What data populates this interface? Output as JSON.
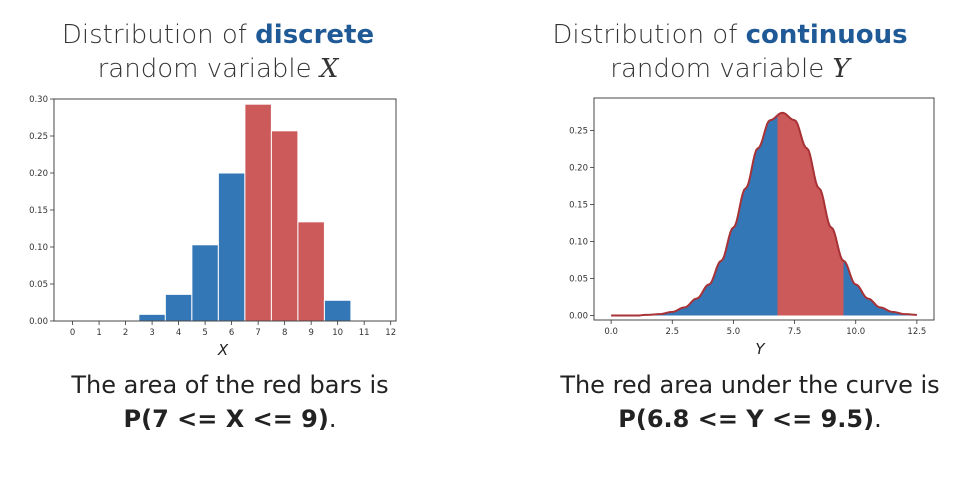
{
  "left": {
    "title_line1_prefix": "Distribution of ",
    "title_line1_emph": "discrete",
    "title_line2_prefix": "random variable ",
    "title_var": "X",
    "caption_line1": "The area of the red bars is",
    "caption_formula": "P(7 <= X <= 9)",
    "caption_end": "."
  },
  "right": {
    "title_line1_prefix": "Distribution of ",
    "title_line1_emph": "continuous",
    "title_line2_prefix": "random variable ",
    "title_var": "Y",
    "caption_line1": "The red area under the curve is",
    "caption_formula": "P(6.8 <= Y <= 9.5)",
    "caption_end": "."
  },
  "colors": {
    "blue": "#3477b6",
    "red": "#cc5a5a",
    "curve": "#a83236",
    "title_emph": "#1f5a96"
  },
  "chart_data": [
    {
      "type": "bar",
      "xlabel": "X",
      "xlim": [
        -0.7,
        12.2
      ],
      "ylim": [
        0,
        0.3
      ],
      "x_ticks": [
        0,
        1,
        2,
        3,
        4,
        5,
        6,
        7,
        8,
        9,
        10,
        11,
        12
      ],
      "y_ticks": [
        0.0,
        0.05,
        0.1,
        0.15,
        0.2,
        0.25,
        0.3
      ],
      "y_tick_labels": [
        "0.00",
        "0.05",
        "0.10",
        "0.15",
        "0.20",
        "0.25",
        "0.30"
      ],
      "bar_left_edges": [
        2.5,
        3.5,
        4.5,
        5.5,
        6.5,
        7.5,
        8.5,
        9.5
      ],
      "values": [
        0.009,
        0.036,
        0.103,
        0.2,
        0.293,
        0.257,
        0.134,
        0.028
      ],
      "highlight_bars": [
        4,
        5,
        6
      ],
      "grid": false
    },
    {
      "type": "area",
      "xlabel": "Y",
      "xlim": [
        -0.7,
        13.2
      ],
      "ylim": [
        -0.006,
        0.294
      ],
      "x_ticks": [
        0.0,
        2.5,
        5.0,
        7.5,
        10.0,
        12.5
      ],
      "x_tick_labels": [
        "0.0",
        "2.5",
        "5.0",
        "7.5",
        "10.0",
        "12.5"
      ],
      "y_ticks": [
        0.0,
        0.05,
        0.1,
        0.15,
        0.2,
        0.25
      ],
      "y_tick_labels": [
        "0.00",
        "0.05",
        "0.10",
        "0.15",
        "0.20",
        "0.25"
      ],
      "curve_x": [
        0,
        0.5,
        1,
        1.5,
        2,
        2.5,
        3,
        3.5,
        4,
        4.5,
        5,
        5.5,
        6,
        6.5,
        7,
        7.5,
        8,
        8.5,
        9,
        9.5,
        10,
        10.5,
        11,
        11.5,
        12,
        12.5
      ],
      "curve_y": [
        0.0,
        0.0,
        0.0,
        0.001,
        0.002,
        0.005,
        0.011,
        0.023,
        0.042,
        0.074,
        0.119,
        0.172,
        0.226,
        0.264,
        0.274,
        0.264,
        0.226,
        0.172,
        0.119,
        0.074,
        0.042,
        0.023,
        0.011,
        0.005,
        0.002,
        0.001
      ],
      "fill_range": [
        0,
        12.5
      ],
      "highlight_range": [
        6.8,
        9.5
      ],
      "grid": false
    }
  ]
}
====
Return the listing above word for word, with the pictures removed.

What data populates this interface? Output as JSON.
{
  "left": {
    "title_line1_prefix": "Distribution of ",
    "title_line1_emph": "discrete",
    "title_line2_prefix": "random variable ",
    "title_var": "X",
    "caption_line1": "The area of the red bars is",
    "caption_formula": "P(7 <= X <= 9)",
    "caption_end": "."
  },
  "right": {
    "title_line1_prefix": "Distribution of ",
    "title_line1_emph": "continuous",
    "title_line2_prefix": "random variable ",
    "title_var": "Y",
    "caption_line1": "The red area under the curve is",
    "caption_formula": "P(6.8 <= Y <= 9.5)",
    "caption_end": "."
  },
  "colors": {
    "blue": "#3477b6",
    "red": "#cc5a5a",
    "curve": "#a83236",
    "title_emph": "#1f5a96"
  },
  "chart_data": [
    {
      "type": "bar",
      "xlabel": "X",
      "xlim": [
        -0.7,
        12.2
      ],
      "ylim": [
        0,
        0.3
      ],
      "x_ticks": [
        0,
        1,
        2,
        3,
        4,
        5,
        6,
        7,
        8,
        9,
        10,
        11,
        12
      ],
      "y_ticks": [
        0.0,
        0.05,
        0.1,
        0.15,
        0.2,
        0.25,
        0.3
      ],
      "y_tick_labels": [
        "0.00",
        "0.05",
        "0.10",
        "0.15",
        "0.20",
        "0.25",
        "0.30"
      ],
      "bar_left_edges": [
        2.5,
        3.5,
        4.5,
        5.5,
        6.5,
        7.5,
        8.5,
        9.5
      ],
      "values": [
        0.009,
        0.036,
        0.103,
        0.2,
        0.293,
        0.257,
        0.134,
        0.028
      ],
      "highlight_bars": [
        4,
        5,
        6
      ],
      "grid": false
    },
    {
      "type": "area",
      "xlabel": "Y",
      "xlim": [
        -0.7,
        13.2
      ],
      "ylim": [
        -0.006,
        0.294
      ],
      "x_ticks": [
        0.0,
        2.5,
        5.0,
        7.5,
        10.0,
        12.5
      ],
      "x_tick_labels": [
        "0.0",
        "2.5",
        "5.0",
        "7.5",
        "10.0",
        "12.5"
      ],
      "y_ticks": [
        0.0,
        0.05,
        0.1,
        0.15,
        0.2,
        0.25
      ],
      "y_tick_labels": [
        "0.00",
        "0.05",
        "0.10",
        "0.15",
        "0.20",
        "0.25"
      ],
      "curve_x": [
        0,
        0.5,
        1,
        1.5,
        2,
        2.5,
        3,
        3.5,
        4,
        4.5,
        5,
        5.5,
        6,
        6.5,
        7,
        7.5,
        8,
        8.5,
        9,
        9.5,
        10,
        10.5,
        11,
        11.5,
        12,
        12.5
      ],
      "curve_y": [
        0.0,
        0.0,
        0.0,
        0.001,
        0.002,
        0.005,
        0.011,
        0.023,
        0.042,
        0.074,
        0.119,
        0.172,
        0.226,
        0.264,
        0.274,
        0.264,
        0.226,
        0.172,
        0.119,
        0.074,
        0.042,
        0.023,
        0.011,
        0.005,
        0.002,
        0.001
      ],
      "fill_range": [
        0,
        12.5
      ],
      "highlight_range": [
        6.8,
        9.5
      ],
      "grid": false
    }
  ]
}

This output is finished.